▶ _WHAT YOU HAVE TO DO_
Identify and copy all lines of the material where the string "population" is found.

▶ _SUPPLIED RECORDS_
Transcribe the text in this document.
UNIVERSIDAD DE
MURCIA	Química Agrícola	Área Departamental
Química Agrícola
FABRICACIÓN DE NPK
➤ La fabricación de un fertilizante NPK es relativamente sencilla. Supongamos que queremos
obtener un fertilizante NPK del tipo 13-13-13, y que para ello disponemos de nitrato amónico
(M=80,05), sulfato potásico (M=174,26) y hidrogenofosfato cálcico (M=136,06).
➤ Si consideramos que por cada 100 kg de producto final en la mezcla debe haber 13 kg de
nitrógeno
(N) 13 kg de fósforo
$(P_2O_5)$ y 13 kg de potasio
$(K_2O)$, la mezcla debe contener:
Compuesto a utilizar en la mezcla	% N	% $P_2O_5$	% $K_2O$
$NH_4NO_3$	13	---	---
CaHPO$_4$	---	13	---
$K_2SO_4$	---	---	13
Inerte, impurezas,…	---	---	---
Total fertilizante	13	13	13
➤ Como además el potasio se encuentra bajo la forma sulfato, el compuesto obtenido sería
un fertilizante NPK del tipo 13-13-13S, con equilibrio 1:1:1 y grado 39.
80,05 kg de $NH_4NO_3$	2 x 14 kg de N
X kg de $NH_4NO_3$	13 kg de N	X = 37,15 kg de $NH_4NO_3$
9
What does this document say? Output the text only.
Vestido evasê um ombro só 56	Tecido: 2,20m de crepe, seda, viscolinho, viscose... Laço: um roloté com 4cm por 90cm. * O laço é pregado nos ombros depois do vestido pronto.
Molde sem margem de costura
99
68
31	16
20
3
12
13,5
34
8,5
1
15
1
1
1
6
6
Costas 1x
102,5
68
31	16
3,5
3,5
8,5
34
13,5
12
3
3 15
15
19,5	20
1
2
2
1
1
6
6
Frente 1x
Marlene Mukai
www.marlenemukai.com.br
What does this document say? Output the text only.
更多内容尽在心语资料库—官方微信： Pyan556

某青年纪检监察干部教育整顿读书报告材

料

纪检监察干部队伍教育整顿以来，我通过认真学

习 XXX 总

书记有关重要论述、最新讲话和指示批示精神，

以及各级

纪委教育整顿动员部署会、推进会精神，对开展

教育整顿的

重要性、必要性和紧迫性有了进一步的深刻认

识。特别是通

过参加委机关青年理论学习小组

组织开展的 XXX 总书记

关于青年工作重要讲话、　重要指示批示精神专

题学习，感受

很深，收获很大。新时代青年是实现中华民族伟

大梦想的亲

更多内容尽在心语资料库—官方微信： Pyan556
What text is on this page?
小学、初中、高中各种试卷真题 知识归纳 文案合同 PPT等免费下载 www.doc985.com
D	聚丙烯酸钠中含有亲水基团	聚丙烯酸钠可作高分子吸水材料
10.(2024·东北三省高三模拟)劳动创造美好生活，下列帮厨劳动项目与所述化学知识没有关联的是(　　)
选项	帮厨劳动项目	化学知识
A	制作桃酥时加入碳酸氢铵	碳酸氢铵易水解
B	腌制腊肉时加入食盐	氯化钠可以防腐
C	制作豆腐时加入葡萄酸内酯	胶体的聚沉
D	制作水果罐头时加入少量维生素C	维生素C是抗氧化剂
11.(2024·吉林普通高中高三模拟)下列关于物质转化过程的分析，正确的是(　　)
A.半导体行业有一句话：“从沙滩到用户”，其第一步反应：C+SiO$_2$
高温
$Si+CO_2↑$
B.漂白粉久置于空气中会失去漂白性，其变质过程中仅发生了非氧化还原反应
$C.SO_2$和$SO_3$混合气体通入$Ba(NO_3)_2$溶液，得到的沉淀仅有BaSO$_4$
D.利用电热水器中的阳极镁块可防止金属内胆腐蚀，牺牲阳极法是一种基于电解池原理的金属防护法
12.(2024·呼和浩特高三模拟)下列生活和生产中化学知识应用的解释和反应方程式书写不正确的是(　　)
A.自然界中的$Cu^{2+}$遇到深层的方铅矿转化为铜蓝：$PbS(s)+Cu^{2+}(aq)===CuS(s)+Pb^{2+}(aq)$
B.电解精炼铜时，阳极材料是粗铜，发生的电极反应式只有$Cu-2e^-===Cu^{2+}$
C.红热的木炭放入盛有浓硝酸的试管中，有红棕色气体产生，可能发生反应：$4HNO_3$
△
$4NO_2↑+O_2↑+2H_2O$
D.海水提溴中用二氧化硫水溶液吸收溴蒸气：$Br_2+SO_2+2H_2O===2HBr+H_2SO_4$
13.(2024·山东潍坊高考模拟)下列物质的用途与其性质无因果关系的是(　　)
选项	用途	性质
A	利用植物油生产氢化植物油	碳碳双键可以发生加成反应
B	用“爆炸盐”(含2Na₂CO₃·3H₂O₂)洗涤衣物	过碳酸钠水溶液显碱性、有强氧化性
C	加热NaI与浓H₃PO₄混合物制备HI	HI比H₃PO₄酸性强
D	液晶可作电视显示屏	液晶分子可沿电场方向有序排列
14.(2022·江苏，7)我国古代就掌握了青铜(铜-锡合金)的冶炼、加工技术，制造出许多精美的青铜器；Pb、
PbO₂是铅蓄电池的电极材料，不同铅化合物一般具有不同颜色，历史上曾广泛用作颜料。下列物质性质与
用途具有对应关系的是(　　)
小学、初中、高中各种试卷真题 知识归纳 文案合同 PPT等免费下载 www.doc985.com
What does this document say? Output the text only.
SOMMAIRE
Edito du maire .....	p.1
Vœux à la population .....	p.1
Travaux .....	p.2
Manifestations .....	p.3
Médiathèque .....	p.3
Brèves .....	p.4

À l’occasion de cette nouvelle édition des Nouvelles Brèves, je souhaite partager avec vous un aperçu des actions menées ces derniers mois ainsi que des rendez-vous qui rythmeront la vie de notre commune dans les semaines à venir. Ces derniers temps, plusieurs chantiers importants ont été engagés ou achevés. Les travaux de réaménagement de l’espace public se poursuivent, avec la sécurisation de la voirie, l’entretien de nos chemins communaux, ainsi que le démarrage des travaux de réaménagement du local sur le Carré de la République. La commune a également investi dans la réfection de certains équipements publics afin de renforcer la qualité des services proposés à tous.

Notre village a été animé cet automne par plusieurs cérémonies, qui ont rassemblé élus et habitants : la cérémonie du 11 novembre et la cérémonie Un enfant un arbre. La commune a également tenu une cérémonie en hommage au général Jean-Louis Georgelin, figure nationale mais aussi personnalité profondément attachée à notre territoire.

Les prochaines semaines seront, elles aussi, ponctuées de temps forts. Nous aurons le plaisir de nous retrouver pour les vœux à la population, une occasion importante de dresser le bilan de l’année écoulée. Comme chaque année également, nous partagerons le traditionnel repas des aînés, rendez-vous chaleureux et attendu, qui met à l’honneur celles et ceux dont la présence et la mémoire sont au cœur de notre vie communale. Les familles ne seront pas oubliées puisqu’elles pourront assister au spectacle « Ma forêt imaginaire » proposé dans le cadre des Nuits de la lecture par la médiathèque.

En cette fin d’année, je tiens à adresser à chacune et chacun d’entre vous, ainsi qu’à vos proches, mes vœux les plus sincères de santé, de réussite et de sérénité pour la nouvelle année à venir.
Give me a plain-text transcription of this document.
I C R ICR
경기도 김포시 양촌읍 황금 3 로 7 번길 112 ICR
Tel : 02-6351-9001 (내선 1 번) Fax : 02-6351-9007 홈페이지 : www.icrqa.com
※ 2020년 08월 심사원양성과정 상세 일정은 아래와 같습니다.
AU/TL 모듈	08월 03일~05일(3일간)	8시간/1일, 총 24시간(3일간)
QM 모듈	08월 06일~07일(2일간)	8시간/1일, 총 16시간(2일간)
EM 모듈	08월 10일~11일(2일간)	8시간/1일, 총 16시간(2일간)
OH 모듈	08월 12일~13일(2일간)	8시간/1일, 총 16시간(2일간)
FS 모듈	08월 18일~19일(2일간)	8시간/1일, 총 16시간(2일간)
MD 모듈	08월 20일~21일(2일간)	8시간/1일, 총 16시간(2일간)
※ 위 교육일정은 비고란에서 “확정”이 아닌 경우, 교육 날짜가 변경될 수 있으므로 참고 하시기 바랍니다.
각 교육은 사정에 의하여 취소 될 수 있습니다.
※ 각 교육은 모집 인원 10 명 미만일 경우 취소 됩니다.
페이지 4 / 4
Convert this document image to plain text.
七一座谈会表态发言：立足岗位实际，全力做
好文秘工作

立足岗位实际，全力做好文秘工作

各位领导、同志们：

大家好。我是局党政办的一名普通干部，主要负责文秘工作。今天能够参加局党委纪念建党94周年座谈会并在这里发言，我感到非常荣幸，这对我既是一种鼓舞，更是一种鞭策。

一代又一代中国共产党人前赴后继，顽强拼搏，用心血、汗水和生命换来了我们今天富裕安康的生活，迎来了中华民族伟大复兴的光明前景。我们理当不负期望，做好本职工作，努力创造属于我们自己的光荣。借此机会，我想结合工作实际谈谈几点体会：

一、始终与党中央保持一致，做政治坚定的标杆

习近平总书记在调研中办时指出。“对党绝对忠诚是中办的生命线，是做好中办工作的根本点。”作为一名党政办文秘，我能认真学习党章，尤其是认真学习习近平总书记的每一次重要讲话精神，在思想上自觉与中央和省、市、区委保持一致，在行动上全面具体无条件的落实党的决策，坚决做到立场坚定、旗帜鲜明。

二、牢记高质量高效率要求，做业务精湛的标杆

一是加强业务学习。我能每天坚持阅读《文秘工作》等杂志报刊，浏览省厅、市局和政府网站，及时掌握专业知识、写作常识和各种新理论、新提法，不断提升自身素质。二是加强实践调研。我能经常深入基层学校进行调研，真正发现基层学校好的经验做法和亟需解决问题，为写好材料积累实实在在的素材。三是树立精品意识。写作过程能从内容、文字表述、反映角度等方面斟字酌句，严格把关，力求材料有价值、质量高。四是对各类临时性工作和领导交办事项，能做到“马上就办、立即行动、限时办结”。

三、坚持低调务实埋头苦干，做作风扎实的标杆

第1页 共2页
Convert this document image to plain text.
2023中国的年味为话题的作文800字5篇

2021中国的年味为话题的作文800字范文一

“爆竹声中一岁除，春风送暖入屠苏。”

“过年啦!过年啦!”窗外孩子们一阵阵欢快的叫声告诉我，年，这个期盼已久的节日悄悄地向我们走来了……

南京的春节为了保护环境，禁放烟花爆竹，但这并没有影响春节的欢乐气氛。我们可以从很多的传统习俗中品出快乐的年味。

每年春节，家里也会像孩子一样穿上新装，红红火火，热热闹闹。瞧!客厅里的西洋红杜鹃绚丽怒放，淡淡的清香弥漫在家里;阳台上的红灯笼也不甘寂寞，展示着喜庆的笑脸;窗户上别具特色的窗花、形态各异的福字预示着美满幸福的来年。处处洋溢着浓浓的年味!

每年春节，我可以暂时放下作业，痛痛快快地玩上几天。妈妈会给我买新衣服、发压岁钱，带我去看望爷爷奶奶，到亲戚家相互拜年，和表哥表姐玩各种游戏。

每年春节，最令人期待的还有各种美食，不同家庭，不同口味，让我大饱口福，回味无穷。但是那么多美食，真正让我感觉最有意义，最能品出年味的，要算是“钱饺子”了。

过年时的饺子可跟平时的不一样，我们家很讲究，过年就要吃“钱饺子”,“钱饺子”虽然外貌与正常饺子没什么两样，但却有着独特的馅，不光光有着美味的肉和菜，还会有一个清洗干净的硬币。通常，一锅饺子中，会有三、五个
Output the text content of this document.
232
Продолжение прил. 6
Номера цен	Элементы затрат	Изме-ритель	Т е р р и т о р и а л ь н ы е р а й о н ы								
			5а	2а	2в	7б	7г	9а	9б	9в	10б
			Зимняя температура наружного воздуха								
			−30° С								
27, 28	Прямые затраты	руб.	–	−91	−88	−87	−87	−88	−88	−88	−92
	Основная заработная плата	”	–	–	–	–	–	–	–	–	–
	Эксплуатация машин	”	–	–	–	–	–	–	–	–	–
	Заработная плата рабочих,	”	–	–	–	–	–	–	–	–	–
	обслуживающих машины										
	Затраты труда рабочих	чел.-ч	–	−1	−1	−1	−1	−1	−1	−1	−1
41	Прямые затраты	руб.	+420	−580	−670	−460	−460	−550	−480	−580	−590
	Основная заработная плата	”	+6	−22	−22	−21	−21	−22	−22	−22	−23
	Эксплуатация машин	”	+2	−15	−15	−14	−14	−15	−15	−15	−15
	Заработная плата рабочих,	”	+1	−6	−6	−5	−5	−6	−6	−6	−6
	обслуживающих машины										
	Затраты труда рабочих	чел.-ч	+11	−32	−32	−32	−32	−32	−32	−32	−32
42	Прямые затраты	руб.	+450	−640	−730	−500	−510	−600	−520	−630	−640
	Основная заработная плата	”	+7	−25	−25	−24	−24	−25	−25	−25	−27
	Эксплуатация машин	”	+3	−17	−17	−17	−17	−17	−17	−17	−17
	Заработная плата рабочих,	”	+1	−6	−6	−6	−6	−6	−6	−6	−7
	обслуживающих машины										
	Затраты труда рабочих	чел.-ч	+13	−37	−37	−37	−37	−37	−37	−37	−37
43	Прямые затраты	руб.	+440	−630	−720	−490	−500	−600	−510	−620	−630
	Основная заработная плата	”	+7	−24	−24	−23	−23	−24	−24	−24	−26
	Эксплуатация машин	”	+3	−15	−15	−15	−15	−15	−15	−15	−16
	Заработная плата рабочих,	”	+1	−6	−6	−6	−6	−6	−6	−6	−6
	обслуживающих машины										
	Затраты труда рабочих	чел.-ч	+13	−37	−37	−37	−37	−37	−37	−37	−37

▶ _FINAL RESULT_
Vœux à la population .....	p.1
Les prochaines semaines seront, elles aussi, ponctuées de temps forts. Nous aurons le plaisir de nous retrouver pour les vœux à la population, une occasion importante de dresser le bilan de l’année écoulée. Comme chaque année également, nous partagerons le traditionnel repas des aînés, rendez-vous chaleureux et attendu, qui met à l’honneur celles et ceux dont la présence et la mémoire sont au cœur de notre vie communale. Les familles ne seront pas oubliées puisqu’elles pourront assister au spectacle « Ma forêt imaginaire » proposé dans le cadre des Nuits de la lecture par la médiathèque.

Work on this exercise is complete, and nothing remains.